Find the lines that hold the word "document" and return them.
-- begin Extracted records --
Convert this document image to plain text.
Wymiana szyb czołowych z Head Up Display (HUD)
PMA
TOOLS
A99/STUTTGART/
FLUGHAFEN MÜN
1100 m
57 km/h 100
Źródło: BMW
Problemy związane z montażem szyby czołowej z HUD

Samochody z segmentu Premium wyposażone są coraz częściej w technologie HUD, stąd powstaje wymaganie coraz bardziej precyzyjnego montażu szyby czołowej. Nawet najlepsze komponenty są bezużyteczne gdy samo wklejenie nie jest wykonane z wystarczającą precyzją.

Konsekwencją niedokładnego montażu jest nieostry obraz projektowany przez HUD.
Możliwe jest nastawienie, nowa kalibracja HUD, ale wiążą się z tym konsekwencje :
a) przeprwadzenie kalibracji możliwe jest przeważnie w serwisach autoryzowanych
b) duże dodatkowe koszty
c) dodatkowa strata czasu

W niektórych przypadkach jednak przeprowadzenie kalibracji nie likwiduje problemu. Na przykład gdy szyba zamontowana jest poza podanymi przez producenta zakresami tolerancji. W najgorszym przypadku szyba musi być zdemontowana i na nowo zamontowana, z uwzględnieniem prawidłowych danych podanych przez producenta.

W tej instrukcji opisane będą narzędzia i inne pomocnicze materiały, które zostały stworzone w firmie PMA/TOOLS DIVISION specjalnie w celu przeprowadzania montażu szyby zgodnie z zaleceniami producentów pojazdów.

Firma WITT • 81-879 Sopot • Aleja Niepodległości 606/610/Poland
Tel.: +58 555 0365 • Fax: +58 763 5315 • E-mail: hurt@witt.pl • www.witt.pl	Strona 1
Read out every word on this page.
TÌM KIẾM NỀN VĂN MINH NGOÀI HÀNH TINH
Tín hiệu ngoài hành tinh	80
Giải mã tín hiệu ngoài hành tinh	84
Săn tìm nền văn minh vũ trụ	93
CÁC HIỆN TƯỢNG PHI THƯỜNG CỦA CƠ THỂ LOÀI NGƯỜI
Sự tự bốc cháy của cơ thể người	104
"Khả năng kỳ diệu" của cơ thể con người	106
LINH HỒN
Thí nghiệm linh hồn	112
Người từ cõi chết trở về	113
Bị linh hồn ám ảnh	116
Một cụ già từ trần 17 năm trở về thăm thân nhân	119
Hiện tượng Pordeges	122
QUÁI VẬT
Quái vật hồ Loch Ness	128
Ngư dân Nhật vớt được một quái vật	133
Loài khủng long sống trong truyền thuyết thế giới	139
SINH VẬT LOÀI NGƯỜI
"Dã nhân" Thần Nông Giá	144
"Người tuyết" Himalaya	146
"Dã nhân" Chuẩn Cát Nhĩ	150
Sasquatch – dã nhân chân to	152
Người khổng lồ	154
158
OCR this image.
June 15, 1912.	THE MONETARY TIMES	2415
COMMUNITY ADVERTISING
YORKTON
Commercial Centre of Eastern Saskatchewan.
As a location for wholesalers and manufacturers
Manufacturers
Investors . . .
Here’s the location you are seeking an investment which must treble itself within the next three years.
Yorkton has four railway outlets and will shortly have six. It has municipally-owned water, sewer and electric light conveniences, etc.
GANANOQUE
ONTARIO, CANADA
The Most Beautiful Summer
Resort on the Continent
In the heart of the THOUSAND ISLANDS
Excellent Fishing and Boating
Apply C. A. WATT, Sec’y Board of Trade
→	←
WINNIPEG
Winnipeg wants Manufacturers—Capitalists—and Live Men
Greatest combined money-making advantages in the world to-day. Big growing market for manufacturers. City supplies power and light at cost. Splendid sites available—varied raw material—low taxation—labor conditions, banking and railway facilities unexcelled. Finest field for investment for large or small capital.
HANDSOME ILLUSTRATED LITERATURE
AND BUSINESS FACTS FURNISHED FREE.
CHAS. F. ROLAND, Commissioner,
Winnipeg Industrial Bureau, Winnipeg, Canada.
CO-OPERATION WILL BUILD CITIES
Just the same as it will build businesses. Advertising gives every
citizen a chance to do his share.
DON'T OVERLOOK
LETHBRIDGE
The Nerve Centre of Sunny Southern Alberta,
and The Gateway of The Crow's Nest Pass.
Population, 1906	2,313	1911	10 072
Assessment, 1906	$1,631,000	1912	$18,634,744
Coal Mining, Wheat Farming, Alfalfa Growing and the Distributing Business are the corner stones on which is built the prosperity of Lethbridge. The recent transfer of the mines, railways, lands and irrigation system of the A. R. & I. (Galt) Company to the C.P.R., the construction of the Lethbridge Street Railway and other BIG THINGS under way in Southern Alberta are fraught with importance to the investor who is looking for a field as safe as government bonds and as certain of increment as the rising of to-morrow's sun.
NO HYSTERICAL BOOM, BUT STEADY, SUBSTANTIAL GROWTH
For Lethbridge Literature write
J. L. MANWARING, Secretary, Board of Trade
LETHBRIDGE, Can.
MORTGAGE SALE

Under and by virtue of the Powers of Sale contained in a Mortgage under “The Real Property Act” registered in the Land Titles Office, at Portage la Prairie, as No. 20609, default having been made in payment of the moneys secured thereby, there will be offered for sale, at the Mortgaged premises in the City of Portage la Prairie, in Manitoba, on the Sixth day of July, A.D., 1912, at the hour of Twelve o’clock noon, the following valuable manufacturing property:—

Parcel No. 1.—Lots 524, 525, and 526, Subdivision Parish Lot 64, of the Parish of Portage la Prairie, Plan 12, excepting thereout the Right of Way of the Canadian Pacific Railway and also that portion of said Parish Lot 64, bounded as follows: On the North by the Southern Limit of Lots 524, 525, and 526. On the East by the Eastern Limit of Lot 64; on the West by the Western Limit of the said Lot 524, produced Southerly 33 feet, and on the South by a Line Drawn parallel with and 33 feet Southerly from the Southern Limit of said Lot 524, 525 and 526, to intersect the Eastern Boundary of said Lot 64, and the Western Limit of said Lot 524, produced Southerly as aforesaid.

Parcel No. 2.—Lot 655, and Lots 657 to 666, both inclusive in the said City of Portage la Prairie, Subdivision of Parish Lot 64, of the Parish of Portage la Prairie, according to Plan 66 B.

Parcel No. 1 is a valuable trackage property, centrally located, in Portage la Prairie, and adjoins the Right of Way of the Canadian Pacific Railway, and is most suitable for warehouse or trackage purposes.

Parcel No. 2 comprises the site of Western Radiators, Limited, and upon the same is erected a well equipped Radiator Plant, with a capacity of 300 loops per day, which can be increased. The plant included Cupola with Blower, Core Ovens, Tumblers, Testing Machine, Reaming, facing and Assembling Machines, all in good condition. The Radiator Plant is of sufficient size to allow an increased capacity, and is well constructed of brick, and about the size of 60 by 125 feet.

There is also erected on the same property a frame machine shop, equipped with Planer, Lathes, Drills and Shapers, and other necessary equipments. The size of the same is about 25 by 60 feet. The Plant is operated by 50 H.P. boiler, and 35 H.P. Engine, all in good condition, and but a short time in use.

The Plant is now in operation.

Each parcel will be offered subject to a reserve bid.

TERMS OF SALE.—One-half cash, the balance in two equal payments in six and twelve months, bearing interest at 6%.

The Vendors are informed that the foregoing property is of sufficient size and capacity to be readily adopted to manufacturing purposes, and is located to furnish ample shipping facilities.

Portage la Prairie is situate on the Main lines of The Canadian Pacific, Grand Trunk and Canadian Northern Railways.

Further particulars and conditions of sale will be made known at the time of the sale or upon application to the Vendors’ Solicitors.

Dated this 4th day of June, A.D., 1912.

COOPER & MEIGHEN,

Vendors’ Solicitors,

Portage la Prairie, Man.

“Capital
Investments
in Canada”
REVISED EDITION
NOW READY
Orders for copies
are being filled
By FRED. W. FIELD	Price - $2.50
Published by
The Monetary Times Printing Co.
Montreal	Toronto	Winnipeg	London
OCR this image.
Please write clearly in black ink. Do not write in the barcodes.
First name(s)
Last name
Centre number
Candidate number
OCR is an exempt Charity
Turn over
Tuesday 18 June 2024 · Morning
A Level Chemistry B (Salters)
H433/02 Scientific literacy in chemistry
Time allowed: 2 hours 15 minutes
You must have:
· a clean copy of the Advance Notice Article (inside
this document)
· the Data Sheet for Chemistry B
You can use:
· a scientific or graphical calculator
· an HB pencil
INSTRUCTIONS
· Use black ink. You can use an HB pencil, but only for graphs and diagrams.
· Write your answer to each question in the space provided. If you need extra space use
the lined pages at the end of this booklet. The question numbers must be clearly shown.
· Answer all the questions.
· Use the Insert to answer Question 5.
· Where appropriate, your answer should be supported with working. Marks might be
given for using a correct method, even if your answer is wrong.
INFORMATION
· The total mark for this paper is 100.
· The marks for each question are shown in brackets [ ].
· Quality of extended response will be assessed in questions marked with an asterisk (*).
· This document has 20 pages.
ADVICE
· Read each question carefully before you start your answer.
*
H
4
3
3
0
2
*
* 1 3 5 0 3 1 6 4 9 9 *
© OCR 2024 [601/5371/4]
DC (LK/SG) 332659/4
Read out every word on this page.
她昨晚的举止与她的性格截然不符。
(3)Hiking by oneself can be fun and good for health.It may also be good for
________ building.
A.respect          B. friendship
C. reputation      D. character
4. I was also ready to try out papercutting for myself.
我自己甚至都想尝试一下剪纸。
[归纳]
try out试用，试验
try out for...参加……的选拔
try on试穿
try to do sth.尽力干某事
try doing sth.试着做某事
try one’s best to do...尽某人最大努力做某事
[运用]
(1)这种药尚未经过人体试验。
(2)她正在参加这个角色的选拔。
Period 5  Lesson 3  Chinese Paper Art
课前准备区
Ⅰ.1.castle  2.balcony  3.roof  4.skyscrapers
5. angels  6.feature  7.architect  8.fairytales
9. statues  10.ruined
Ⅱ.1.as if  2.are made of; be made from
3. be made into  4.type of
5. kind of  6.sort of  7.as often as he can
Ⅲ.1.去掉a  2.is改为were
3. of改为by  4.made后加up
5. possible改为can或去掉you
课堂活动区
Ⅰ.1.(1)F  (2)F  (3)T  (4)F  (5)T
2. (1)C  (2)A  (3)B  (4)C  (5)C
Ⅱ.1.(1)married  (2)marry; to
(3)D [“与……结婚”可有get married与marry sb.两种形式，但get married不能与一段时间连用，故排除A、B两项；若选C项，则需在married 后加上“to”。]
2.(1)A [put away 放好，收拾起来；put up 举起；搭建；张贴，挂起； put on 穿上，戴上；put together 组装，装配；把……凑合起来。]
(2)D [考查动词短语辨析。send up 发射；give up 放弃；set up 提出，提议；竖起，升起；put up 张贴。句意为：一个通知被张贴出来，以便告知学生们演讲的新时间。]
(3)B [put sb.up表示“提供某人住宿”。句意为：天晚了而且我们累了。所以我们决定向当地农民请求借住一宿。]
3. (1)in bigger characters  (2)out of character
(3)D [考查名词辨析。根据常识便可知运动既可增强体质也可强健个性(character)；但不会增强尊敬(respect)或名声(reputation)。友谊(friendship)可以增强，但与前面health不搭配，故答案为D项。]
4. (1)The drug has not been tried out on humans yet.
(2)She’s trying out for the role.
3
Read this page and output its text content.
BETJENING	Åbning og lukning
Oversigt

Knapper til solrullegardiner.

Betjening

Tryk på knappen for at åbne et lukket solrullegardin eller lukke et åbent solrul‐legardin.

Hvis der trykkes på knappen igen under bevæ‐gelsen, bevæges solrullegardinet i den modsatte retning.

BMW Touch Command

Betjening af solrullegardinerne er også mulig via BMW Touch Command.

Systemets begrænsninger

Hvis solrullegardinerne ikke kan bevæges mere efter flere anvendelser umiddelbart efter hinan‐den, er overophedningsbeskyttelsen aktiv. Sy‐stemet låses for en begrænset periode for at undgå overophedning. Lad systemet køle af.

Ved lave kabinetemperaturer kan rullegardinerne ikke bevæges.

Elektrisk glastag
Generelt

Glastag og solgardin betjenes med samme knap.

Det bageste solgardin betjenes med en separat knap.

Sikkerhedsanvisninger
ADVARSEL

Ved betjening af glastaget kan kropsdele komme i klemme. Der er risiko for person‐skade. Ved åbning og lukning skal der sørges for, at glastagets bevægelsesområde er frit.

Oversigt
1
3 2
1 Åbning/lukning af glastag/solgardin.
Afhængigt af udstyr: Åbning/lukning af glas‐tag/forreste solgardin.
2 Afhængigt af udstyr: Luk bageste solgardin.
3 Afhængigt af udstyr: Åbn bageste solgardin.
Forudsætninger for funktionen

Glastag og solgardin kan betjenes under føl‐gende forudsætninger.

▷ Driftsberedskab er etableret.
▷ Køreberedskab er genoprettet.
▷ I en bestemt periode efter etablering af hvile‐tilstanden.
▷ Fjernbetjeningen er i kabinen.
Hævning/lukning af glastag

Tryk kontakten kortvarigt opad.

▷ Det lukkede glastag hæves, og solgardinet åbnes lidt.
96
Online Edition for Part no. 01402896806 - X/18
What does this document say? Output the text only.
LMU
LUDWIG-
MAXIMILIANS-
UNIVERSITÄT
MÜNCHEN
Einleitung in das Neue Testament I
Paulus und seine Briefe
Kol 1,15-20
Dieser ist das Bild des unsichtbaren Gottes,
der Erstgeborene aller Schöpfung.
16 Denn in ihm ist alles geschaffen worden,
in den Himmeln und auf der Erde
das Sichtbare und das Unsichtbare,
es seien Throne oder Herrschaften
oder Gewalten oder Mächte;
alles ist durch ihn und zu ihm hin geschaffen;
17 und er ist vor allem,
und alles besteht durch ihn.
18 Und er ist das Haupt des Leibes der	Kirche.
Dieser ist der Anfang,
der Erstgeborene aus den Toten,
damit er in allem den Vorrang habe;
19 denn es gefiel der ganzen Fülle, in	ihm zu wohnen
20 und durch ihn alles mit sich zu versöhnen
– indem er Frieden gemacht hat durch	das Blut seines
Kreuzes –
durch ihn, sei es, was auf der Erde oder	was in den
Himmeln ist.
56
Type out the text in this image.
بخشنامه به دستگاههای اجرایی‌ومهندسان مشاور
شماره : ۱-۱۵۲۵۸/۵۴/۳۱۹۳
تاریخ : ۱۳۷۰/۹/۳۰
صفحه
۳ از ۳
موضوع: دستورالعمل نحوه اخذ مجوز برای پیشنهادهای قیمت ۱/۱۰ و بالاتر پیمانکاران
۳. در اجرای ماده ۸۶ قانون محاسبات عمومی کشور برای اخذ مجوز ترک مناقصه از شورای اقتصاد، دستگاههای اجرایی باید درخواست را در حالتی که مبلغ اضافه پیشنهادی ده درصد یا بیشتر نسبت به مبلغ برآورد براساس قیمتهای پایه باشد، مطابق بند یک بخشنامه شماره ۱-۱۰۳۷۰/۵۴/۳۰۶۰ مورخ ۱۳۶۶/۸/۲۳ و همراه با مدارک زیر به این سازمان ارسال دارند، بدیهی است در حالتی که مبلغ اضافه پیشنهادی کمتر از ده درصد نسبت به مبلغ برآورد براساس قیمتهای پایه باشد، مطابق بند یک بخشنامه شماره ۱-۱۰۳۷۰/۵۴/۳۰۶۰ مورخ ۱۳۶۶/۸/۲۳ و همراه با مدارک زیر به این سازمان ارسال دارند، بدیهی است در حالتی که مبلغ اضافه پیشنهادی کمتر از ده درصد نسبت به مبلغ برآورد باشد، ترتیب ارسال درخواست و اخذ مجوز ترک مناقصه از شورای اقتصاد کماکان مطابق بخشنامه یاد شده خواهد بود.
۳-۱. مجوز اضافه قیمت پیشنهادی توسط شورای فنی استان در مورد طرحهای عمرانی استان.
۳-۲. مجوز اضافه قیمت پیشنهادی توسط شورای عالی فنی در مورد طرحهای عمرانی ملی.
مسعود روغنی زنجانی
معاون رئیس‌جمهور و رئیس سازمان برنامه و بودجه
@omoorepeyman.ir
-- end Extracted records --
→ Task solution:
Convert this document image to plain text.
this document)
· This document has 20 pages.
What does this document say? Output the text only.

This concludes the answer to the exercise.